### Working data ###

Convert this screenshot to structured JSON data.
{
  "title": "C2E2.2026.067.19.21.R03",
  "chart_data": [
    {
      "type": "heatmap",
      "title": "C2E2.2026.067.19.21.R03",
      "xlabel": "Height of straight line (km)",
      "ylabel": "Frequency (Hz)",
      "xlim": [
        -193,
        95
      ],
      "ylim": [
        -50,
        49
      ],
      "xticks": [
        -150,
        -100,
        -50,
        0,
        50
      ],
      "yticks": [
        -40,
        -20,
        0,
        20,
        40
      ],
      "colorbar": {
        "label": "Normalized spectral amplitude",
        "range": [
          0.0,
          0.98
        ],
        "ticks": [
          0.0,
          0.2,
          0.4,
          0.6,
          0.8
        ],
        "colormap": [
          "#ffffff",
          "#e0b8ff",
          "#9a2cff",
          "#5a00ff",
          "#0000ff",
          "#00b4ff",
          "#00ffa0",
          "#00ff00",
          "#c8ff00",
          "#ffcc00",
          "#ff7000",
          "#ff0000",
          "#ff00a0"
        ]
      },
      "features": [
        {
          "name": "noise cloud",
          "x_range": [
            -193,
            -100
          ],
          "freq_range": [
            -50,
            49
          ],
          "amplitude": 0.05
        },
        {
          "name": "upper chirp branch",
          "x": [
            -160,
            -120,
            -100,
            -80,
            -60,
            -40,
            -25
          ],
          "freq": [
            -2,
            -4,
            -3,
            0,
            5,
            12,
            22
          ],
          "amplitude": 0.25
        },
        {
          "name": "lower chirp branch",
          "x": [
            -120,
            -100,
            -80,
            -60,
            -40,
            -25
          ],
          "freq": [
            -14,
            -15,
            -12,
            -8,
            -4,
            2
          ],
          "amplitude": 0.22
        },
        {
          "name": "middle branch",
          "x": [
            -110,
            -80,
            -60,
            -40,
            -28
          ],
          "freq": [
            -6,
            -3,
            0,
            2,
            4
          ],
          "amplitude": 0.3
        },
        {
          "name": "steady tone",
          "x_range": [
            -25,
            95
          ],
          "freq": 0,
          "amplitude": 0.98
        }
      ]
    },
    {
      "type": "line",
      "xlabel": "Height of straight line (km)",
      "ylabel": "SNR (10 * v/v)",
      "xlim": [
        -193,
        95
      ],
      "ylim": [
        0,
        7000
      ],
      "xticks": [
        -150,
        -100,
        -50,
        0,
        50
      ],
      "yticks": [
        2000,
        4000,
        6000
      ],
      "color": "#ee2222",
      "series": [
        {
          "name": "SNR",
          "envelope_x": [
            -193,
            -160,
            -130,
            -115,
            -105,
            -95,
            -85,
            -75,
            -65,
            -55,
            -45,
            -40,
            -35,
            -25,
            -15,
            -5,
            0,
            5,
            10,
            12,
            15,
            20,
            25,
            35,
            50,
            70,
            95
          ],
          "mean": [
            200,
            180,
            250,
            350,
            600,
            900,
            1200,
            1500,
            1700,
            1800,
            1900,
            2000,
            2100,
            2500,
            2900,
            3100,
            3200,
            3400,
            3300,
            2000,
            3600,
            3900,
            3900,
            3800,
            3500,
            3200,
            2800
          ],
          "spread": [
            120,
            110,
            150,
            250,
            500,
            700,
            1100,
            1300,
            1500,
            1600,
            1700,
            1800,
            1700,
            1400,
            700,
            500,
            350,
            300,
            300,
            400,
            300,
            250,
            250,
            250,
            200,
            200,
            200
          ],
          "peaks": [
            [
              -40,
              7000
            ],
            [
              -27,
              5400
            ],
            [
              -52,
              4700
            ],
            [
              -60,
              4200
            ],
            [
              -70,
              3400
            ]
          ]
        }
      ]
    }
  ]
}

###

> What the task requires
Repeat the data above exactly.

> Solution for this task
Convert this screenshot to structured JSON data.
{
  "title": "C2E2.2026.067.19.21.R03",
  "chart_data": [
    {
      "type": "heatmap",
      "title": "C2E2.2026.067.19.21.R03",
      "xlabel": "Height of straight line (km)",
      "ylabel": "Frequency (Hz)",
      "xlim": [
        -193,
        95
      ],
      "ylim": [
        -50,
        49
      ],
      "xticks": [
        -150,
        -100,
        -50,
        0,
        50
      ],
      "yticks": [
        -40,
        -20,
        0,
        20,
        40
      ],
      "colorbar": {
        "label": "Normalized spectral amplitude",
        "range": [
          0.0,
          0.98
        ],
        "ticks": [
          0.0,
          0.2,
          0.4,
          0.6,
          0.8
        ],
        "colormap": [
          "#ffffff",
          "#e0b8ff",
          "#9a2cff",
          "#5a00ff",
          "#0000ff",
          "#00b4ff",
          "#00ffa0",
          "#00ff00",
          "#c8ff00",
          "#ffcc00",
          "#ff7000",
          "#ff0000",
          "#ff00a0"
        ]
      },
      "features": [
        {
          "name": "noise cloud",
          "x_range": [
            -193,
            -100
          ],
          "freq_range": [
            -50,
            49
          ],
          "amplitude": 0.05
        },
        {
          "name": "upper chirp branch",
          "x": [
            -160,
            -120,
            -100,
            -80,
            -60,
            -40,
            -25
          ],
          "freq": [
            -2,
            -4,
            -3,
            0,
            5,
            12,
            22
          ],
          "amplitude": 0.25
        },
        {
          "name": "lower chirp branch",
          "x": [
            -120,
            -100,
            -80,
            -60,
            -40,
            -25
          ],
          "freq": [
            -14,
            -15,
            -12,
            -8,
            -4,
            2
          ],
          "amplitude": 0.22
        },
        {
          "name": "middle branch",
          "x": [
            -110,
            -80,
            -60,
            -40,
            -28
          ],
          "freq": [
            -6,
            -3,
            0,
            2,
            4
          ],
          "amplitude": 0.3
        },
        {
          "name": "steady tone",
          "x_range": [
            -25,
            95
          ],
          "freq": 0,
          "amplitude": 0.98
        }
      ]
    },
    {
      "type": "line",
      "xlabel": "Height of straight line (km)",
      "ylabel": "SNR (10 * v/v)",
      "xlim": [
        -193,
        95
      ],
      "ylim": [
        0,
        7000
      ],
      "xticks": [
        -150,
        -100,
        -50,
        0,
        50
      ],
      "yticks": [
        2000,
        4000,
        6000
      ],
      "color": "#ee2222",
      "series": [
        {
          "name": "SNR",
          "envelope_x": [
            -193,
            -160,
            -130,
            -115,
            -105,
            -95,
            -85,
            -75,
            -65,
            -55,
            -45,
            -40,
            -35,
            -25,
            -15,
            -5,
            0,
            5,
            10,
            12,
            15,
            20,
            25,
            35,
            50,
            70,
            95
          ],
          "mean": [
            200,
            180,
            250,
            350,
            600,
            900,
            1200,
            1500,
            1700,
            1800,
            1900,
            2000,
            2100,
            2500,
            2900,
            3100,
            3200,
            3400,
            3300,
            2000,
            3600,
            3900,
            3900,
            3800,
            3500,
            3200,
            2800
          ],
          "spread": [
            120,
            110,
            150,
            250,
            500,
            700,
            1100,
            1300,
            1500,
            1600,
            1700,
            1800,
            1700,
            1400,
            700,
            500,
            350,
            300,
            300,
            400,
            300,
            250,
            250,
            250,
            200,
            200,
            200
          ],
          "peaks": [
            [
              -40,
              7000
            ],
            [
              -27,
              5400
            ],
            [
              -52,
              4700
            ],
            [
              -60,
              4200
            ],
            [
              -70,
              3400
            ]
          ]
        }
      ]
    }
  ]
}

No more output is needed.